== Instructions to follow ==
Keep every line where the word "shall" appears; drop the rest.

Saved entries
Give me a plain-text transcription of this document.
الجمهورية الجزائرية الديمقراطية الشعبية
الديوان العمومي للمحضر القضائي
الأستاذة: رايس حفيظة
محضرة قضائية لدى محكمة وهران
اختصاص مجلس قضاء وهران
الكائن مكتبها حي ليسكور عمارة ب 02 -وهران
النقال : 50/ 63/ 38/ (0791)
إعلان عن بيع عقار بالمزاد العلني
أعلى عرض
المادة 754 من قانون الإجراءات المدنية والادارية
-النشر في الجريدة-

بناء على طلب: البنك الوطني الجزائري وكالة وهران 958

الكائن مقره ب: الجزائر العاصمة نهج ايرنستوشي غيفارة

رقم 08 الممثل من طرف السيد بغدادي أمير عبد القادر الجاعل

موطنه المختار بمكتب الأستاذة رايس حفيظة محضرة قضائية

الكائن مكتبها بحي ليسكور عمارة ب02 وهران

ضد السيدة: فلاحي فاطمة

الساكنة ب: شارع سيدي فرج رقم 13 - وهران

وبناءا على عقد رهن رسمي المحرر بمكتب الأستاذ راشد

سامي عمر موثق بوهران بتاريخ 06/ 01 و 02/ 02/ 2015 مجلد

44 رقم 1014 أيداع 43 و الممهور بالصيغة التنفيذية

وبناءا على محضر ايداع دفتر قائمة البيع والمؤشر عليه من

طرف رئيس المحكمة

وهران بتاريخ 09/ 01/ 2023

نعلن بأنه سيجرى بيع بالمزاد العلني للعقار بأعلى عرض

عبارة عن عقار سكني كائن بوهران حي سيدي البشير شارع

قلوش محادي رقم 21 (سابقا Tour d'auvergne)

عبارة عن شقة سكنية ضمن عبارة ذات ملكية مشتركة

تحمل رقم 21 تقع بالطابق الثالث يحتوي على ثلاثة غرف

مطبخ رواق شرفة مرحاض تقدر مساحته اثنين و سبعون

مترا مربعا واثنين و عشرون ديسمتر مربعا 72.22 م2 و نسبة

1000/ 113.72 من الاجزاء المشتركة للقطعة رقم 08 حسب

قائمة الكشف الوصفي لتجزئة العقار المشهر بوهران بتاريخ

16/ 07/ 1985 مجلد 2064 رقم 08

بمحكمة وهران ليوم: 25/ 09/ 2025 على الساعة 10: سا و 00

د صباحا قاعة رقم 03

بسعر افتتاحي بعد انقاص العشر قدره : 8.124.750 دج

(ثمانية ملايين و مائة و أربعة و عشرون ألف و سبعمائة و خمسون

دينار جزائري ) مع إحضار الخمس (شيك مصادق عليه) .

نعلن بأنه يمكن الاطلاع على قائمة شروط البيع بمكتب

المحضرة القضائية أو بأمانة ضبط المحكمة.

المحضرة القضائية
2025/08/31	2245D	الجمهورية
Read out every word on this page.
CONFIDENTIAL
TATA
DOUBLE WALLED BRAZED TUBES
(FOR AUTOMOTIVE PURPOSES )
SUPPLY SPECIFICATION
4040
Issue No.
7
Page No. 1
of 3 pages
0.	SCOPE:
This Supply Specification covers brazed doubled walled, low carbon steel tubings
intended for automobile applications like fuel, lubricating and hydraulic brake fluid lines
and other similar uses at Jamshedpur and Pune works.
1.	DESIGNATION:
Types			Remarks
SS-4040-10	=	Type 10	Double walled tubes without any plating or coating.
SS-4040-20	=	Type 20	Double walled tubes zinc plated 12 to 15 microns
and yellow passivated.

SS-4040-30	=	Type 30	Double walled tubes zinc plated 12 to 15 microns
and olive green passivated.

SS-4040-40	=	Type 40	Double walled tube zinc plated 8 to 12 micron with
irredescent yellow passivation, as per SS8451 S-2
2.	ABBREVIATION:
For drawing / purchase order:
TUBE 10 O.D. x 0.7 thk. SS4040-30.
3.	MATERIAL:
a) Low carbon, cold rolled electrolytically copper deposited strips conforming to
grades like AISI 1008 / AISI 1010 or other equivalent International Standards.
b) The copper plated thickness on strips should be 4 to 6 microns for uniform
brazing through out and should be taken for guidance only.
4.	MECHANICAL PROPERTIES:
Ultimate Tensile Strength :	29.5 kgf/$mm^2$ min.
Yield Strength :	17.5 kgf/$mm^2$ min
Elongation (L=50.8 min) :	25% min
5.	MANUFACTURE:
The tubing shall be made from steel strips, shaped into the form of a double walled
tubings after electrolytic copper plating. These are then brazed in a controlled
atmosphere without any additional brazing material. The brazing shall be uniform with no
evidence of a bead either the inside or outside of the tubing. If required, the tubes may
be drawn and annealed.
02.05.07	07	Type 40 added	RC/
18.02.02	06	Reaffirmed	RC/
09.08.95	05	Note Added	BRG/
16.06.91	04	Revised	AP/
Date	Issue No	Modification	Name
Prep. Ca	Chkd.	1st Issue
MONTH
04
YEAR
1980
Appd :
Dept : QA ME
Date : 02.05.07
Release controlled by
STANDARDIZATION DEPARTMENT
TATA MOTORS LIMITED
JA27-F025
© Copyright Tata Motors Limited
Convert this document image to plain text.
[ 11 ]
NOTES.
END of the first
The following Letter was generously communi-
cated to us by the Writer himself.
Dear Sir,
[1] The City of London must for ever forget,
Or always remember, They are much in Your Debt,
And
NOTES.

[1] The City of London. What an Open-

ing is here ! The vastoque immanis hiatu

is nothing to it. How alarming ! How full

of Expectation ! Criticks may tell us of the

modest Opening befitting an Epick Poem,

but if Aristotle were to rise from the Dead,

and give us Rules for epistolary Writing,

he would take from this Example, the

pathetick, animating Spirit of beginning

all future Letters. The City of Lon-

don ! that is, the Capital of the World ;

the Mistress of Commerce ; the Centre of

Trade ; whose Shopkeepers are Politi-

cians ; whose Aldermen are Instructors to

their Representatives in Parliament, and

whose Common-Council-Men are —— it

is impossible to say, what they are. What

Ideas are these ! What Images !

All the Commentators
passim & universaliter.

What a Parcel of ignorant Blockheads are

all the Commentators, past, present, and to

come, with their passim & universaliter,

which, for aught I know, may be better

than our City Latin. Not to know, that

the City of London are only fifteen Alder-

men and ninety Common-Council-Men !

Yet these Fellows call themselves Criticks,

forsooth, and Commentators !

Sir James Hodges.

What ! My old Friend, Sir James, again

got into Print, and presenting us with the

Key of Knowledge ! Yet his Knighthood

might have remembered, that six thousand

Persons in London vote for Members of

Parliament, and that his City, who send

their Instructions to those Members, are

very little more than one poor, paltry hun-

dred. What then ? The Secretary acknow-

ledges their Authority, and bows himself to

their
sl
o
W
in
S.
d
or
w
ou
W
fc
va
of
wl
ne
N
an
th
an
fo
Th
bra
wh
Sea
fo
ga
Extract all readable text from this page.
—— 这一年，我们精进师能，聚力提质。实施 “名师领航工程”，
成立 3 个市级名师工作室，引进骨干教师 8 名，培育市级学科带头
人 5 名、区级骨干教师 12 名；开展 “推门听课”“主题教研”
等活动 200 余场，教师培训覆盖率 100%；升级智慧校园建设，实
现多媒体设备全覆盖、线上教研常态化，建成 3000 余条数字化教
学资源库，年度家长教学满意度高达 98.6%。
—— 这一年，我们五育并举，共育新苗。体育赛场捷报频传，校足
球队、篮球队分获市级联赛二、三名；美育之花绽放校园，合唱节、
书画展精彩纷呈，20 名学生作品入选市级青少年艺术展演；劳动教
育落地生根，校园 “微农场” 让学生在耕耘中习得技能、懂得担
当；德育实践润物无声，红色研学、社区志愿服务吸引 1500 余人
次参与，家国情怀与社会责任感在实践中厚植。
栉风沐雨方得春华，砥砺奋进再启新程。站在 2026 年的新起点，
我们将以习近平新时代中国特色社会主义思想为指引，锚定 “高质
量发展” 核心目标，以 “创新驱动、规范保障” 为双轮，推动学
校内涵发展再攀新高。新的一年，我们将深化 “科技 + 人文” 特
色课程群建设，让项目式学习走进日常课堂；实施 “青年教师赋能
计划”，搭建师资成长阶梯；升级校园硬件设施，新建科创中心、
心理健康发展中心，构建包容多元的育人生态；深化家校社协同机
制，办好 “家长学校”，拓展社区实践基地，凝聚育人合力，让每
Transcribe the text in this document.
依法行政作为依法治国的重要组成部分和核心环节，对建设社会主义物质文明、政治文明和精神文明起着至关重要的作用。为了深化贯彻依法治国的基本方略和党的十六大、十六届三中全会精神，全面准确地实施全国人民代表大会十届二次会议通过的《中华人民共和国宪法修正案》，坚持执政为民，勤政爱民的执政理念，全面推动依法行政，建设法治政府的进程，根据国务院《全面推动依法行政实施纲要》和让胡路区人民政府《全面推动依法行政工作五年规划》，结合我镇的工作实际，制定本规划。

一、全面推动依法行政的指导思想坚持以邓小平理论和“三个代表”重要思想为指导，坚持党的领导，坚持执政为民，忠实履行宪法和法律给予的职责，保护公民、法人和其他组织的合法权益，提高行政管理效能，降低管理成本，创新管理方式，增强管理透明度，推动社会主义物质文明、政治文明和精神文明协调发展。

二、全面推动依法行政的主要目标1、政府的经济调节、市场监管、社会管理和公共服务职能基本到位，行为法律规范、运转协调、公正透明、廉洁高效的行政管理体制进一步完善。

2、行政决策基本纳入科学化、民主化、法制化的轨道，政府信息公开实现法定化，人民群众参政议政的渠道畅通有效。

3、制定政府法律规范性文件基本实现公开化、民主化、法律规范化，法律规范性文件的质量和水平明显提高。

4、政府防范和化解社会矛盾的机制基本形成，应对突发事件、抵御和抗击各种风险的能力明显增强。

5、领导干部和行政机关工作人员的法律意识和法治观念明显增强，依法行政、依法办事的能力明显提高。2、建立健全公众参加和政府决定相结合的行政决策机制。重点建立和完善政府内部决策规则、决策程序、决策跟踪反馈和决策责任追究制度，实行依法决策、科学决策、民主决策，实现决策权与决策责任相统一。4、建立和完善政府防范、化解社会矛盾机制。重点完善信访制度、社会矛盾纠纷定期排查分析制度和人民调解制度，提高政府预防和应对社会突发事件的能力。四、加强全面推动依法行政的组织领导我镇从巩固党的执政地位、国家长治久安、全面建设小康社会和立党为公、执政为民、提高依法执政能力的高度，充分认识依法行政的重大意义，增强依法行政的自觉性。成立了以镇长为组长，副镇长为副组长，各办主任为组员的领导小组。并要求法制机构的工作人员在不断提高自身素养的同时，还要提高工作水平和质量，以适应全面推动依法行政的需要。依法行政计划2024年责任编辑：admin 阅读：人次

== Answer to the problem ==
The tubing shall be made from steel strips, shaped into the form of a double walled
atmosphere without any additional brazing material. The brazing shall be uniform with no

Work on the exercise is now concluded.